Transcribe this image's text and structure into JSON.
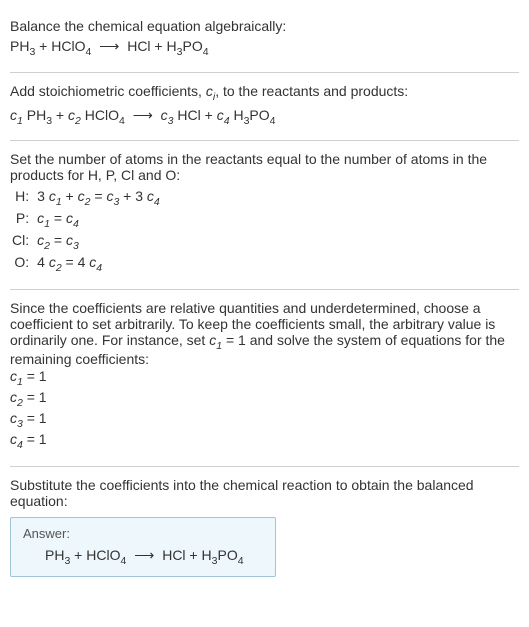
{
  "section1": {
    "intro": "Balance the chemical equation algebraically:"
  },
  "equation_raw": {
    "lhs1": "PH",
    "lhs1_sub": "3",
    "plus1": " + ",
    "lhs2": "HClO",
    "lhs2_sub": "4",
    "arrow": "⟶",
    "rhs1": "HCl",
    "plus2": " + ",
    "rhs2a": "H",
    "rhs2a_sub": "3",
    "rhs2b": "PO",
    "rhs2b_sub": "4"
  },
  "section2": {
    "intro_a": "Add stoichiometric coefficients, ",
    "intro_ci": "c",
    "intro_ci_sub": "i",
    "intro_b": ", to the reactants and products:"
  },
  "equation_coef": {
    "c1": "c",
    "c1_sub": "1",
    "sp1": " ",
    "t1": "PH",
    "t1_sub": "3",
    "plus1": " + ",
    "c2": "c",
    "c2_sub": "2",
    "sp2": " ",
    "t2": "HClO",
    "t2_sub": "4",
    "arrow": "⟶",
    "c3": "c",
    "c3_sub": "3",
    "sp3": " ",
    "t3": "HCl",
    "plus2": " + ",
    "c4": "c",
    "c4_sub": "4",
    "sp4": " ",
    "t4a": "H",
    "t4a_sub": "3",
    "t4b": "PO",
    "t4b_sub": "4"
  },
  "section3": {
    "intro": "Set the number of atoms in the reactants equal to the number of atoms in the products for H, P, Cl and O:",
    "rows": {
      "H": {
        "label": "H:",
        "lhs_a": "3 ",
        "lhs_c1": "c",
        "lhs_c1_sub": "1",
        "lhs_plus": " + ",
        "lhs_c2": "c",
        "lhs_c2_sub": "2",
        "eq": " = ",
        "rhs_c3": "c",
        "rhs_c3_sub": "3",
        "rhs_plus": " + 3 ",
        "rhs_c4": "c",
        "rhs_c4_sub": "4"
      },
      "P": {
        "label": "P:",
        "lhs_c1": "c",
        "lhs_c1_sub": "1",
        "eq": " = ",
        "rhs_c4": "c",
        "rhs_c4_sub": "4"
      },
      "Cl": {
        "label": "Cl:",
        "lhs_c2": "c",
        "lhs_c2_sub": "2",
        "eq": " = ",
        "rhs_c3": "c",
        "rhs_c3_sub": "3"
      },
      "O": {
        "label": "O:",
        "lhs_a": "4 ",
        "lhs_c2": "c",
        "lhs_c2_sub": "2",
        "eq": " = 4 ",
        "rhs_c4": "c",
        "rhs_c4_sub": "4"
      }
    }
  },
  "section4": {
    "intro_a": "Since the coefficients are relative quantities and underdetermined, choose a coefficient to set arbitrarily. To keep the coefficients small, the arbitrary value is ordinarily one. For instance, set ",
    "intro_c1": "c",
    "intro_c1_sub": "1",
    "intro_b": " = 1 and solve the system of equations for the remaining coefficients:",
    "coefs": {
      "c1": {
        "c": "c",
        "sub": "1",
        "val": " = 1"
      },
      "c2": {
        "c": "c",
        "sub": "2",
        "val": " = 1"
      },
      "c3": {
        "c": "c",
        "sub": "3",
        "val": " = 1"
      },
      "c4": {
        "c": "c",
        "sub": "4",
        "val": " = 1"
      }
    }
  },
  "section5": {
    "intro": "Substitute the coefficients into the chemical reaction to obtain the balanced equation:",
    "answer_label": "Answer:"
  }
}
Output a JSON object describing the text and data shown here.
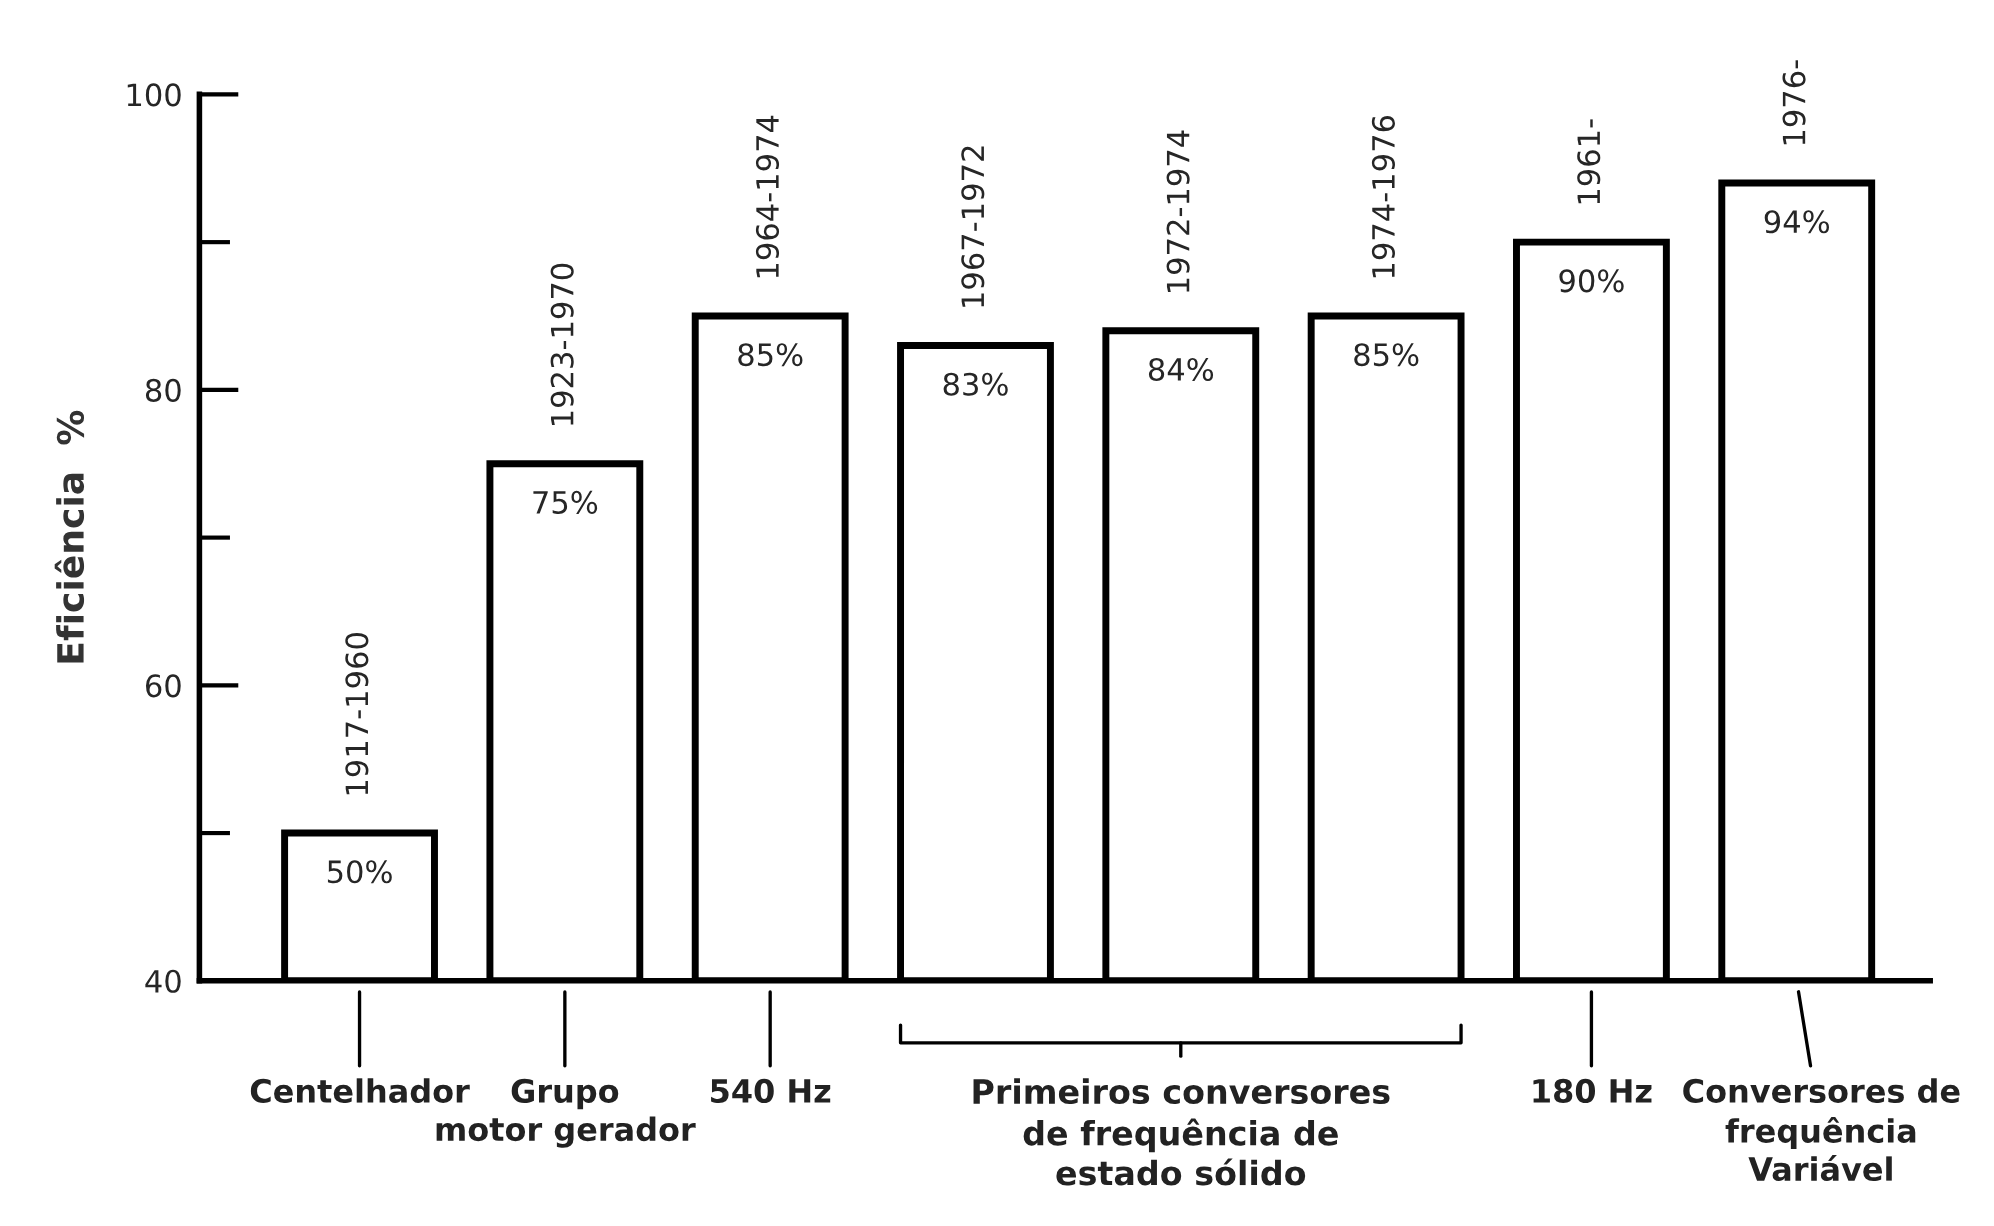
{
  "chart_data": {
    "type": "bar",
    "ylabel": "Eficiência  %",
    "categories": [
      "1917-1960",
      "1923-1970",
      "1964-1974",
      "1967-1972",
      "1972-1974",
      "1974-1976",
      "1961-",
      "1976-"
    ],
    "values": [
      50,
      75,
      85,
      83,
      84,
      85,
      90,
      94
    ],
    "value_labels": [
      "50%",
      "75%",
      "85%",
      "83%",
      "84%",
      "85%",
      "90%",
      "94%"
    ],
    "color": "#ffffff",
    "ylim": [
      40,
      100
    ],
    "yticks": [
      40,
      {
        "value": 50,
        "label": null
      },
      60,
      {
        "value": 70,
        "label": null
      },
      80,
      {
        "value": 90,
        "label": null
      },
      100
    ],
    "grid": false,
    "annotations": [
      {
        "text": "Centelhador",
        "x": "1917-1960"
      },
      {
        "text": "Grupo\nmotor gerador",
        "x": "1923-1970"
      },
      {
        "text": "540 Hz",
        "x": "1964-1974"
      },
      {
        "text": "Primeiros conversores\nde frequência de\nestado sólido",
        "x": "1972-1974"
      },
      {
        "text": "180 Hz",
        "x": "1961-"
      },
      {
        "text": "Conversores de\nfrequência\nVariável",
        "x": "1976-"
      }
    ]
  }
}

⁂

◆ Required work: Repeat the entries exactly. Pictures are excluded from the copy.

◆ Solution to this task:
Transcribe this image's text and structure into JSON.
{
  "section1": {
    "intro": "Balance the chemical equation algebraically:"
  },
  "equation_raw": {
    "lhs1": "PH",
    "lhs1_sub": "3",
    "plus1": " + ",
    "lhs2": "HClO",
    "lhs2_sub": "4",
    "arrow": "⟶",
    "rhs1": "HCl",
    "plus2": " + ",
    "rhs2a": "H",
    "rhs2a_sub": "3",
    "rhs2b": "PO",
    "rhs2b_sub": "4"
  },
  "section2": {
    "intro_a": "Add stoichiometric coefficients, ",
    "intro_ci": "c",
    "intro_ci_sub": "i",
    "intro_b": ", to the reactants and products:"
  },
  "equation_coef": {
    "c1": "c",
    "c1_sub": "1",
    "sp1": " ",
    "t1": "PH",
    "t1_sub": "3",
    "plus1": " + ",
    "c2": "c",
    "c2_sub": "2",
    "sp2": " ",
    "t2": "HClO",
    "t2_sub": "4",
    "arrow": "⟶",
    "c3": "c",
    "c3_sub": "3",
    "sp3": " ",
    "t3": "HCl",
    "plus2": " + ",
    "c4": "c",
    "c4_sub": "4",
    "sp4": " ",
    "t4a": "H",
    "t4a_sub": "3",
    "t4b": "PO",
    "t4b_sub": "4"
  },
  "section3": {
    "intro": "Set the number of atoms in the reactants equal to the number of atoms in the products for H, P, Cl and O:",
    "rows": {
      "H": {
        "label": "H:",
        "lhs_a": "3 ",
        "lhs_c1": "c",
        "lhs_c1_sub": "1",
        "lhs_plus": " + ",
        "lhs_c2": "c",
        "lhs_c2_sub": "2",
        "eq": " = ",
        "rhs_c3": "c",
        "rhs_c3_sub": "3",
        "rhs_plus": " + 3 ",
        "rhs_c4": "c",
        "rhs_c4_sub": "4"
      },
      "P": {
        "label": "P:",
        "lhs_c1": "c",
        "lhs_c1_sub": "1",
        "eq": " = ",
        "rhs_c4": "c",
        "rhs_c4_sub": "4"
      },
      "Cl": {
        "label": "Cl:",
        "lhs_c2": "c",
        "lhs_c2_sub": "2",
        "eq": " = ",
        "rhs_c3": "c",
        "rhs_c3_sub": "3"
      },
      "O": {
        "label": "O:",
        "lhs_a": "4 ",
        "lhs_c2": "c",
        "lhs_c2_sub": "2",
        "eq": " = 4 ",
        "rhs_c4": "c",
        "rhs_c4_sub": "4"
      }
    }
  },
  "section4": {
    "intro_a": "Since the coefficients are relative quantities and underdetermined, choose a coefficient to set arbitrarily. To keep the coefficients small, the arbitrary value is ordinarily one. For instance, set ",
    "intro_c1": "c",
    "intro_c1_sub": "1",
    "intro_b": " = 1 and solve the system of equations for the remaining coefficients:",
    "coefs": {
      "c1": {
        "c": "c",
        "sub": "1",
        "val": " = 1"
      },
      "c2": {
        "c": "c",
        "sub": "2",
        "val": " = 1"
      },
      "c3": {
        "c": "c",
        "sub": "3",
        "val": " = 1"
      },
      "c4": {
        "c": "c",
        "sub": "4",
        "val": " = 1"
      }
    }
  },
  "section5": {
    "intro": "Substitute the coefficients into the chemical reaction to obtain the balanced equation:",
    "answer_label": "Answer:"
  }
}
Output a JSON object describing the text and data shown here.
{
  "chart_data": {
    "type": "bar",
    "ylabel": "Eficiência  %",
    "categories": [
      "1917-1960",
      "1923-1970",
      "1964-1974",
      "1967-1972",
      "1972-1974",
      "1974-1976",
      "1961-",
      "1976-"
    ],
    "values": [
      50,
      75,
      85,
      83,
      84,
      85,
      90,
      94
    ],
    "value_labels": [
      "50%",
      "75%",
      "85%",
      "83%",
      "84%",
      "85%",
      "90%",
      "94%"
    ],
    "color": "#ffffff",
    "ylim": [
      40,
      100
    ],
    "yticks": [
      40,
      {
        "value": 50,
        "label": null
      },
      60,
      {
        "value": 70,
        "label": null
      },
      80,
      {
        "value": 90,
        "label": null
      },
      100
    ],
    "grid": false,
    "annotations": [
      {
        "text": "Centelhador",
        "x": "1917-1960"
      },
      {
        "text": "Grupo\nmotor gerador",
        "x": "1923-1970"
      },
      {
        "text": "540 Hz",
        "x": "1964-1974"
      },
      {
        "text": "Primeiros conversores\nde frequência de\nestado sólido",
        "x": "1972-1974"
      },
      {
        "text": "180 Hz",
        "x": "1961-"
      },
      {
        "text": "Conversores de\nfrequência\nVariável",
        "x": "1976-"
      }
    ]
  }
}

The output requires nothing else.